----- Record list -----

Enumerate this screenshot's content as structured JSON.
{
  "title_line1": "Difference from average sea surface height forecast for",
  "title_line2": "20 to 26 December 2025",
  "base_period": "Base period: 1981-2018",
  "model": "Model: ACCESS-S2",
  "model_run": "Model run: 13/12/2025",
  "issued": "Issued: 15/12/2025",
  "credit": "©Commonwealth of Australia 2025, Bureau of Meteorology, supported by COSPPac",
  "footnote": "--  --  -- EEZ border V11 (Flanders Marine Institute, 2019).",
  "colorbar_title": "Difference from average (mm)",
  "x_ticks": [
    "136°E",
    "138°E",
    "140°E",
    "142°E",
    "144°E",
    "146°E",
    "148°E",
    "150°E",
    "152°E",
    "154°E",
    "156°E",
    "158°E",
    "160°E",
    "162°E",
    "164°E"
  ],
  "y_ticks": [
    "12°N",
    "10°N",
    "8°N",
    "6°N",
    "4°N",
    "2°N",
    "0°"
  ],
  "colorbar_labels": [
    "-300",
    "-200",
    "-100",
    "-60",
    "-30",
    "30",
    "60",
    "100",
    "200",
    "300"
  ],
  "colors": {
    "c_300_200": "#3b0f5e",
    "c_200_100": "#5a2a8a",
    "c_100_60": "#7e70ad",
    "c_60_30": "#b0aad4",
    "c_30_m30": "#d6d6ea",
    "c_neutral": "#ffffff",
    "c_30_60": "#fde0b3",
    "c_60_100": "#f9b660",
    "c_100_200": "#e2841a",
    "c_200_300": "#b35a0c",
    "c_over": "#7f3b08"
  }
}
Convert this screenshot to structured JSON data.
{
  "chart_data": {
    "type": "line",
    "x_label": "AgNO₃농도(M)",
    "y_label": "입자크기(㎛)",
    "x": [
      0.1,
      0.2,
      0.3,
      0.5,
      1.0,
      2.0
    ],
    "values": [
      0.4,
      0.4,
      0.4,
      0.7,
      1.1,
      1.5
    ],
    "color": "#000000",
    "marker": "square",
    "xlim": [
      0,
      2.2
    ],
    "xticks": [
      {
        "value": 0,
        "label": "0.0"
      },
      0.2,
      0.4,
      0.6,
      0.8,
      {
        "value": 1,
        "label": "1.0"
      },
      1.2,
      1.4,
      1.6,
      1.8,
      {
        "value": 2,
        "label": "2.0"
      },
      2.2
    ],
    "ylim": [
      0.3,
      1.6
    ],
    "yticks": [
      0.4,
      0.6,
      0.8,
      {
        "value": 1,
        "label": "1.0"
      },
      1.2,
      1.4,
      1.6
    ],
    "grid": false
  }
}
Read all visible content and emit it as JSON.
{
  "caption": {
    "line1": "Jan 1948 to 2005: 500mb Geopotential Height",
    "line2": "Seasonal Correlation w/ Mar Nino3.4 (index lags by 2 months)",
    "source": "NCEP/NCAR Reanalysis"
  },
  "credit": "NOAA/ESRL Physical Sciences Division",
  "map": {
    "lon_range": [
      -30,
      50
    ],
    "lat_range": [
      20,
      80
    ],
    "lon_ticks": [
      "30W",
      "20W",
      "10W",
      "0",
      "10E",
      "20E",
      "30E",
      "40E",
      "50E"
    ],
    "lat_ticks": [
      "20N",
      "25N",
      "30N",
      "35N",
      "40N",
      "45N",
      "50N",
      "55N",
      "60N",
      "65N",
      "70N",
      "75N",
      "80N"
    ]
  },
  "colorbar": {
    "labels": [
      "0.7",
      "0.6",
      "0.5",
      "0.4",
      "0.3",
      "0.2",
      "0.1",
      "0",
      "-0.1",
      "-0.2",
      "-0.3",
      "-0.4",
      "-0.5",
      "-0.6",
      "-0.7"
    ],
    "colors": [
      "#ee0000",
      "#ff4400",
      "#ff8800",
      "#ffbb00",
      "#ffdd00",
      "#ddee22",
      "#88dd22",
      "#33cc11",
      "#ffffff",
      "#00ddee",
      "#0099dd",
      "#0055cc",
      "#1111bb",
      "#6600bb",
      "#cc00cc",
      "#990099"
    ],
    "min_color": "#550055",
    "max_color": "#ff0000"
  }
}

-----

What you will do:
Write out the material from the first line to the last, exactly.

The reply:
Enumerate this screenshot's content as structured JSON.
{
  "title_line1": "Difference from average sea surface height forecast for",
  "title_line2": "20 to 26 December 2025",
  "base_period": "Base period: 1981-2018",
  "model": "Model: ACCESS-S2",
  "model_run": "Model run: 13/12/2025",
  "issued": "Issued: 15/12/2025",
  "credit": "©Commonwealth of Australia 2025, Bureau of Meteorology, supported by COSPPac",
  "footnote": "--  --  -- EEZ border V11 (Flanders Marine Institute, 2019).",
  "colorbar_title": "Difference from average (mm)",
  "x_ticks": [
    "136°E",
    "138°E",
    "140°E",
    "142°E",
    "144°E",
    "146°E",
    "148°E",
    "150°E",
    "152°E",
    "154°E",
    "156°E",
    "158°E",
    "160°E",
    "162°E",
    "164°E"
  ],
  "y_ticks": [
    "12°N",
    "10°N",
    "8°N",
    "6°N",
    "4°N",
    "2°N",
    "0°"
  ],
  "colorbar_labels": [
    "-300",
    "-200",
    "-100",
    "-60",
    "-30",
    "30",
    "60",
    "100",
    "200",
    "300"
  ],
  "colors": {
    "c_300_200": "#3b0f5e",
    "c_200_100": "#5a2a8a",
    "c_100_60": "#7e70ad",
    "c_60_30": "#b0aad4",
    "c_30_m30": "#d6d6ea",
    "c_neutral": "#ffffff",
    "c_30_60": "#fde0b3",
    "c_60_100": "#f9b660",
    "c_100_200": "#e2841a",
    "c_200_300": "#b35a0c",
    "c_over": "#7f3b08"
  }
}
Convert this screenshot to structured JSON data.
{
  "chart_data": {
    "type": "line",
    "x_label": "AgNO₃농도(M)",
    "y_label": "입자크기(㎛)",
    "x": [
      0.1,
      0.2,
      0.3,
      0.5,
      1.0,
      2.0
    ],
    "values": [
      0.4,
      0.4,
      0.4,
      0.7,
      1.1,
      1.5
    ],
    "color": "#000000",
    "marker": "square",
    "xlim": [
      0,
      2.2
    ],
    "xticks": [
      {
        "value": 0,
        "label": "0.0"
      },
      0.2,
      0.4,
      0.6,
      0.8,
      {
        "value": 1,
        "label": "1.0"
      },
      1.2,
      1.4,
      1.6,
      1.8,
      {
        "value": 2,
        "label": "2.0"
      },
      2.2
    ],
    "ylim": [
      0.3,
      1.6
    ],
    "yticks": [
      0.4,
      0.6,
      0.8,
      {
        "value": 1,
        "label": "1.0"
      },
      1.2,
      1.4,
      1.6
    ],
    "grid": false
  }
}
Read all visible content and emit it as JSON.
{
  "caption": {
    "line1": "Jan 1948 to 2005: 500mb Geopotential Height",
    "line2": "Seasonal Correlation w/ Mar Nino3.4 (index lags by 2 months)",
    "source": "NCEP/NCAR Reanalysis"
  },
  "credit": "NOAA/ESRL Physical Sciences Division",
  "map": {
    "lon_range": [
      -30,
      50
    ],
    "lat_range": [
      20,
      80
    ],
    "lon_ticks": [
      "30W",
      "20W",
      "10W",
      "0",
      "10E",
      "20E",
      "30E",
      "40E",
      "50E"
    ],
    "lat_ticks": [
      "20N",
      "25N",
      "30N",
      "35N",
      "40N",
      "45N",
      "50N",
      "55N",
      "60N",
      "65N",
      "70N",
      "75N",
      "80N"
    ]
  },
  "colorbar": {
    "labels": [
      "0.7",
      "0.6",
      "0.5",
      "0.4",
      "0.3",
      "0.2",
      "0.1",
      "0",
      "-0.1",
      "-0.2",
      "-0.3",
      "-0.4",
      "-0.5",
      "-0.6",
      "-0.7"
    ],
    "colors": [
      "#ee0000",
      "#ff4400",
      "#ff8800",
      "#ffbb00",
      "#ffdd00",
      "#ddee22",
      "#88dd22",
      "#33cc11",
      "#ffffff",
      "#00ddee",
      "#0099dd",
      "#0055cc",
      "#1111bb",
      "#6600bb",
      "#cc00cc",
      "#990099"
    ],
    "min_color": "#550055",
    "max_color": "#ff0000"
  }
}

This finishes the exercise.